What you are asked to do: Could you recast the lines below as a JSON list of strings, with one string per line and any blank lines left out?
The records start
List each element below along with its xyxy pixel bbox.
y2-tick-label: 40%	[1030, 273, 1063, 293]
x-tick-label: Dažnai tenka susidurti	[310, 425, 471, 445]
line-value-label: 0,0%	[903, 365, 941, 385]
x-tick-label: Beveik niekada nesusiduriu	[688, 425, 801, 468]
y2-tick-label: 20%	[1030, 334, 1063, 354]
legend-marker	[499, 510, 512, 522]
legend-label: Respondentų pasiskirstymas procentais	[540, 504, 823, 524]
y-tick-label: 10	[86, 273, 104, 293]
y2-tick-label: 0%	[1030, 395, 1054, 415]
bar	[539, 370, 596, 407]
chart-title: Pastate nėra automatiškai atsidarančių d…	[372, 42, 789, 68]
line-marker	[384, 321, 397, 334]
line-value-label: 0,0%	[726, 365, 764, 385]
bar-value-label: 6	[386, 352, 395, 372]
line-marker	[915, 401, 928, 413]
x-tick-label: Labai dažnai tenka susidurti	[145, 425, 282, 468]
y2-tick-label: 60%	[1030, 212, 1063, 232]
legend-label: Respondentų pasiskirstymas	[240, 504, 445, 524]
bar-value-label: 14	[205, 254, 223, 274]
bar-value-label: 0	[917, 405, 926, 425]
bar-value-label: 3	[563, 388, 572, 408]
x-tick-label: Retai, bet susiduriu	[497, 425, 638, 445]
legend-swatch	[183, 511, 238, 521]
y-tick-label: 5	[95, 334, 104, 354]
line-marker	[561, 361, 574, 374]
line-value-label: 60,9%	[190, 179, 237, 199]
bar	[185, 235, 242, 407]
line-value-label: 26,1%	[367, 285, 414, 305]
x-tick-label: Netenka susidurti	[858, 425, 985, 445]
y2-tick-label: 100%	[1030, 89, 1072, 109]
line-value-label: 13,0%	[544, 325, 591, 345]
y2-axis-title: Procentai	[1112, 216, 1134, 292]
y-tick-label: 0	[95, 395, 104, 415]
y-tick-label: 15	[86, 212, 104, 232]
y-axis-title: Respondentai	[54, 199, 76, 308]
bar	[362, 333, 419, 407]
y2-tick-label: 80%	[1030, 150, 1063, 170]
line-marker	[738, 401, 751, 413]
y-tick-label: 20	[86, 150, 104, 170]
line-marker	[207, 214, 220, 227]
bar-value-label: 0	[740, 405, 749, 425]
The records end
Correct response:
[
  "List each element below along with its xyxy pixel bbox.",
  "y2-tick-label: 40%\t[1030, 273, 1063, 293]",
  "x-tick-label: Dažnai tenka susidurti\t[310, 425, 471, 445]",
  "line-value-label: 0,0%\t[903, 365, 941, 385]",
  "x-tick-label: Beveik niekada nesusiduriu\t[688, 425, 801, 468]",
  "y2-tick-label: 20%\t[1030, 334, 1063, 354]",
  "legend-marker\t[499, 510, 512, 522]",
  "legend-label: Respondentų pasiskirstymas procentais\t[540, 504, 823, 524]",
  "y-tick-label: 10\t[86, 273, 104, 293]",
  "y2-tick-label: 0%\t[1030, 395, 1054, 415]",
  "bar\t[539, 370, 596, 407]",
  "chart-title: Pastate nėra automatiškai atsidarančių d…\t[372, 42, 789, 68]",
  "line-marker\t[384, 321, 397, 334]",
  "line-value-label: 0,0%\t[726, 365, 764, 385]",
  "bar-value-label: 6\t[386, 352, 395, 372]",
  "line-marker\t[915, 401, 928, 413]",
  "x-tick-label: Labai dažnai tenka susidurti\t[145, 425, 282, 468]",
  "y2-tick-label: 60%\t[1030, 212, 1063, 232]",
  "legend-label: Respondentų pasiskirstymas\t[240, 504, 445, 524]",
  "bar-value-label: 14\t[205, 254, 223, 274]",
  "bar-value-label: 0\t[917, 405, 926, 425]",
  "bar-value-label: 3\t[563, 388, 572, 408]",
  "x-tick-label: Retai, bet susiduriu\t[497, 425, 638, 445]",
  "legend-swatch\t[183, 511, 238, 521]",
  "y-tick-label: 5\t[95, 334, 104, 354]",
  "line-marker\t[561, 361, 574, 374]",
  "line-value-label: 60,9%\t[190, 179, 237, 199]",
  "bar\t[185, 235, 242, 407]",
  "line-value-label: 26,1%\t[367, 285, 414, 305]",
  "x-tick-label: Netenka susidurti\t[858, 425, 985, 445]",
  "y2-tick-label: 100%\t[1030, 89, 1072, 109]",
  "line-value-label: 13,0%\t[544, 325, 591, 345]",
  "y2-axis-title: Procentai\t[1112, 216, 1134, 292]",
  "y-tick-label: 0\t[95, 395, 104, 415]",
  "y-tick-label: 15\t[86, 212, 104, 232]",
  "y-axis-title: Respondentai\t[54, 199, 76, 308]",
  "bar\t[362, 333, 419, 407]",
  "y2-tick-label: 80%\t[1030, 150, 1063, 170]",
  "line-marker\t[738, 401, 751, 413]",
  "y-tick-label: 20\t[86, 150, 104, 170]",
  "line-marker\t[207, 214, 220, 227]",
  "bar-value-label: 0\t[740, 405, 749, 425]"
]